*REQUEST:*
Print all entries word for word.

*Data listing:*

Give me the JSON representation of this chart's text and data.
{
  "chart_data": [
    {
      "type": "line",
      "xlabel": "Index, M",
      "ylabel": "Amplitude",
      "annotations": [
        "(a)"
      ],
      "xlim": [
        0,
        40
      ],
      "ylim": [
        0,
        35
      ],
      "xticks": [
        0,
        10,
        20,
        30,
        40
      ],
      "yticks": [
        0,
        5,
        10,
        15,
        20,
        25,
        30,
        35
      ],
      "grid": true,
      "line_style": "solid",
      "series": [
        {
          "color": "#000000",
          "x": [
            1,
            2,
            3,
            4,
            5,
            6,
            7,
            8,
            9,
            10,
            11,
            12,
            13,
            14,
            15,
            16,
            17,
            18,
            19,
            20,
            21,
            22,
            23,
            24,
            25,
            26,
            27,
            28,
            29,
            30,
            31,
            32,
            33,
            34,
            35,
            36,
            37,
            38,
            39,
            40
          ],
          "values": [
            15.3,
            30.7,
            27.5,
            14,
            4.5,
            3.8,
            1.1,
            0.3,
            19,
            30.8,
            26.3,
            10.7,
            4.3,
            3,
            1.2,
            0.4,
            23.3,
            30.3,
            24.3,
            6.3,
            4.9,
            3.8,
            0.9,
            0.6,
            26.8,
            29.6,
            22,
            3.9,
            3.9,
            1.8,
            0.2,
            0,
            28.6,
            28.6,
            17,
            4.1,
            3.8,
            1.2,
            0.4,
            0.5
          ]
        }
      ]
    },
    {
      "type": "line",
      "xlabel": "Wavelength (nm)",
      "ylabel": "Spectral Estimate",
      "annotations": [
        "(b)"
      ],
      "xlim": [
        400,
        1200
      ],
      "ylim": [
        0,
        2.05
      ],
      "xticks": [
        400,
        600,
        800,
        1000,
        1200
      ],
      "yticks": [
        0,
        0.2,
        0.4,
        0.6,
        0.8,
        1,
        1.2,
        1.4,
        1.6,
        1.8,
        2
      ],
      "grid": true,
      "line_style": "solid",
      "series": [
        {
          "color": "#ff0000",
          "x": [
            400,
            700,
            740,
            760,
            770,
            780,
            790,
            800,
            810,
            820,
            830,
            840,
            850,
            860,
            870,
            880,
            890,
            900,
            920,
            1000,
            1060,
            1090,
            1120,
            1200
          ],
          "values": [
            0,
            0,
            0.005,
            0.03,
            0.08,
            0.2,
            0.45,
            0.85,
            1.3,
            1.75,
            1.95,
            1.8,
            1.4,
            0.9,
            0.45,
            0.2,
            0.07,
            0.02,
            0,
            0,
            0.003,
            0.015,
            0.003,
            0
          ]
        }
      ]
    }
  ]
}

*ANSWER:*
Give me the JSON representation of this chart's text and data.
{
  "chart_data": [
    {
      "type": "line",
      "xlabel": "Index, M",
      "ylabel": "Amplitude",
      "annotations": [
        "(a)"
      ],
      "xlim": [
        0,
        40
      ],
      "ylim": [
        0,
        35
      ],
      "xticks": [
        0,
        10,
        20,
        30,
        40
      ],
      "yticks": [
        0,
        5,
        10,
        15,
        20,
        25,
        30,
        35
      ],
      "grid": true,
      "line_style": "solid",
      "series": [
        {
          "color": "#000000",
          "x": [
            1,
            2,
            3,
            4,
            5,
            6,
            7,
            8,
            9,
            10,
            11,
            12,
            13,
            14,
            15,
            16,
            17,
            18,
            19,
            20,
            21,
            22,
            23,
            24,
            25,
            26,
            27,
            28,
            29,
            30,
            31,
            32,
            33,
            34,
            35,
            36,
            37,
            38,
            39,
            40
          ],
          "values": [
            15.3,
            30.7,
            27.5,
            14,
            4.5,
            3.8,
            1.1,
            0.3,
            19,
            30.8,
            26.3,
            10.7,
            4.3,
            3,
            1.2,
            0.4,
            23.3,
            30.3,
            24.3,
            6.3,
            4.9,
            3.8,
            0.9,
            0.6,
            26.8,
            29.6,
            22,
            3.9,
            3.9,
            1.8,
            0.2,
            0,
            28.6,
            28.6,
            17,
            4.1,
            3.8,
            1.2,
            0.4,
            0.5
          ]
        }
      ]
    },
    {
      "type": "line",
      "xlabel": "Wavelength (nm)",
      "ylabel": "Spectral Estimate",
      "annotations": [
        "(b)"
      ],
      "xlim": [
        400,
        1200
      ],
      "ylim": [
        0,
        2.05
      ],
      "xticks": [
        400,
        600,
        800,
        1000,
        1200
      ],
      "yticks": [
        0,
        0.2,
        0.4,
        0.6,
        0.8,
        1,
        1.2,
        1.4,
        1.6,
        1.8,
        2
      ],
      "grid": true,
      "line_style": "solid",
      "series": [
        {
          "color": "#ff0000",
          "x": [
            400,
            700,
            740,
            760,
            770,
            780,
            790,
            800,
            810,
            820,
            830,
            840,
            850,
            860,
            870,
            880,
            890,
            900,
            920,
            1000,
            1060,
            1090,
            1120,
            1200
          ],
          "values": [
            0,
            0,
            0.005,
            0.03,
            0.08,
            0.2,
            0.45,
            0.85,
            1.3,
            1.75,
            1.95,
            1.8,
            1.4,
            0.9,
            0.45,
            0.2,
            0.07,
            0.02,
            0,
            0,
            0.003,
            0.015,
            0.003,
            0
          ]
        }
      ]
    }
  ]
}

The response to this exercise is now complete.